** REQUEST **
Exclude any images and output the remaining records exactly.

** RECORDED INFORMATION **
[BEGIN]

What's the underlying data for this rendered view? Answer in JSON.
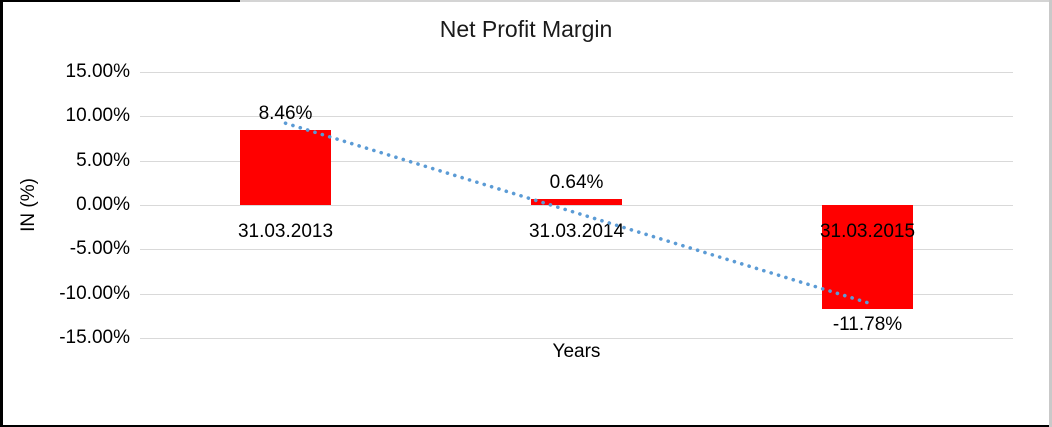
{
  "chart_data": {
    "type": "bar",
    "title": "Net Profit Margin",
    "xlabel": "Years",
    "ylabel": "IN (%)",
    "categories": [
      "31.03.2013",
      "31.03.2014",
      "31.03.2015"
    ],
    "values": [
      8.46,
      0.64,
      -11.78
    ],
    "data_labels": [
      "8.46%",
      "0.64%",
      "-11.78%"
    ],
    "ytick_labels": [
      "15.00%",
      "10.00%",
      "5.00%",
      "0.00%",
      "-5.00%",
      "-10.00%",
      "-15.00%"
    ],
    "ylim": [
      -15,
      15
    ],
    "ytick_step": 5,
    "grid": true,
    "legend": "none",
    "bar_color": "#FF0000",
    "gridline_color": "#D9D9D9",
    "trendline": {
      "type": "linear",
      "style": "dotted",
      "color": "#5B9BD5",
      "start_value_pct": 9.23,
      "end_value_pct": -11.01
    }
  }
}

[END]

** RESULT FOR THIS EXERCISE **
What's the underlying data for this rendered view? Answer in JSON.
{
  "chart_data": {
    "type": "bar",
    "title": "Net Profit Margin",
    "xlabel": "Years",
    "ylabel": "IN (%)",
    "categories": [
      "31.03.2013",
      "31.03.2014",
      "31.03.2015"
    ],
    "values": [
      8.46,
      0.64,
      -11.78
    ],
    "data_labels": [
      "8.46%",
      "0.64%",
      "-11.78%"
    ],
    "ytick_labels": [
      "15.00%",
      "10.00%",
      "5.00%",
      "0.00%",
      "-5.00%",
      "-10.00%",
      "-15.00%"
    ],
    "ylim": [
      -15,
      15
    ],
    "ytick_step": 5,
    "grid": true,
    "legend": "none",
    "bar_color": "#FF0000",
    "gridline_color": "#D9D9D9",
    "trendline": {
      "type": "linear",
      "style": "dotted",
      "color": "#5B9BD5",
      "start_value_pct": 9.23,
      "end_value_pct": -11.01
    }
  }
}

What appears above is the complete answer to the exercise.